WRITTEN TASK ::
Pull out every line with the word "naštartovaní" from the entries below.

STORED RECORDS ::
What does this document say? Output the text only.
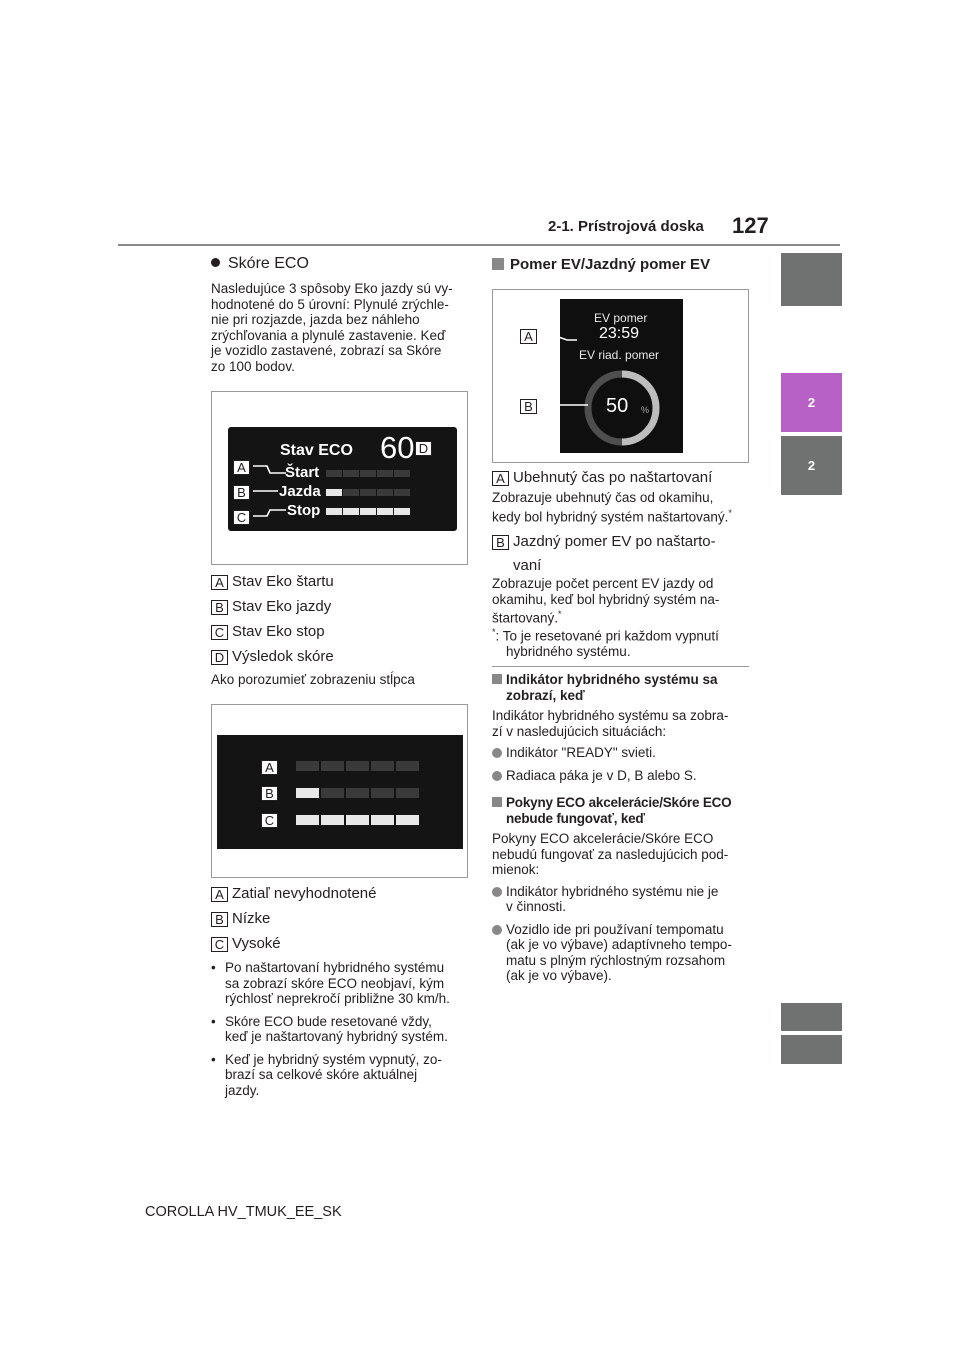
2-1. Prístrojová doska 127
2
2
Skóre ECO
Nasledujúce 3 spôsoby Eko jazdy sú vy-
hodnotené do 5 úrovní: Plynulé zrýchle-
nie pri rozjazde, jazda bez náhleho
zrýchľovania a plynulé zastavenie. Keď
je vozidlo zastavené, zobrazí sa Skóre
zo 100 bodov.
Stav ECO 60 D
Štart
Jazda
Stop
A
B
C
A Stav Eko štartu
B Stav Eko jazdy
C Stav Eko stop
D Výsledok skóre
Ako porozumieť zobrazeniu stĺpca
A
B
C
A Zatiaľ nevyhodnotené
B Nízke
C Vysoké
• Po naštartovaní hybridného systému
sa zobrazí skóre ECO neobjaví, kým
rýchlosť neprekročí približne 30 km/h.
• Skóre ECO bude resetované vždy,
keď je naštartovaný hybridný systém.
• Keď je hybridný systém vypnutý, zo-
brazí sa celkové skóre aktuálnej
jazdy.
Pomer EV/Jazdný pomer EV
EV pomer
23:59
EV riad. pomer
50 %
A
B
A Ubehnutý čas po naštartovaní
Zobrazuje ubehnutý čas od okamihu,
kedy bol hybridný systém naštartovaný.*
B Jazdný pomer EV po naštarto-
vaní
Zobrazuje počet percent EV jazdy od
okamihu, keď bol hybridný systém na-
štartovaný.*
*: To je resetované pri každom vypnutí
hybridného systému.
Indikátor hybridného systému sa
zobrazí, keď
Indikátor hybridného systému sa zobra-
zí v nasledujúcich situáciách:
Indikátor "READY" svieti.
Radiaca páka je v D, B alebo S.
Pokyny ECO akcelerácie/Skóre ECO
nebude fungovať, keď
Pokyny ECO akcelerácie/Skóre ECO
nebudú fungovať za nasledujúcich pod-
mienok:
Indikátor hybridného systému nie je
v činnosti.
Vozidlo ide pri používaní tempomatu
(ak je vo výbave) adaptívneho tempo-
matu s plným rýchlostným rozsahom
(ak je vo výbave).
COROLLA HV_TMUK_EE_SK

EXERCISE RESULT ::
• Po naštartovaní hybridného systému
A Ubehnutý čas po naštartovaní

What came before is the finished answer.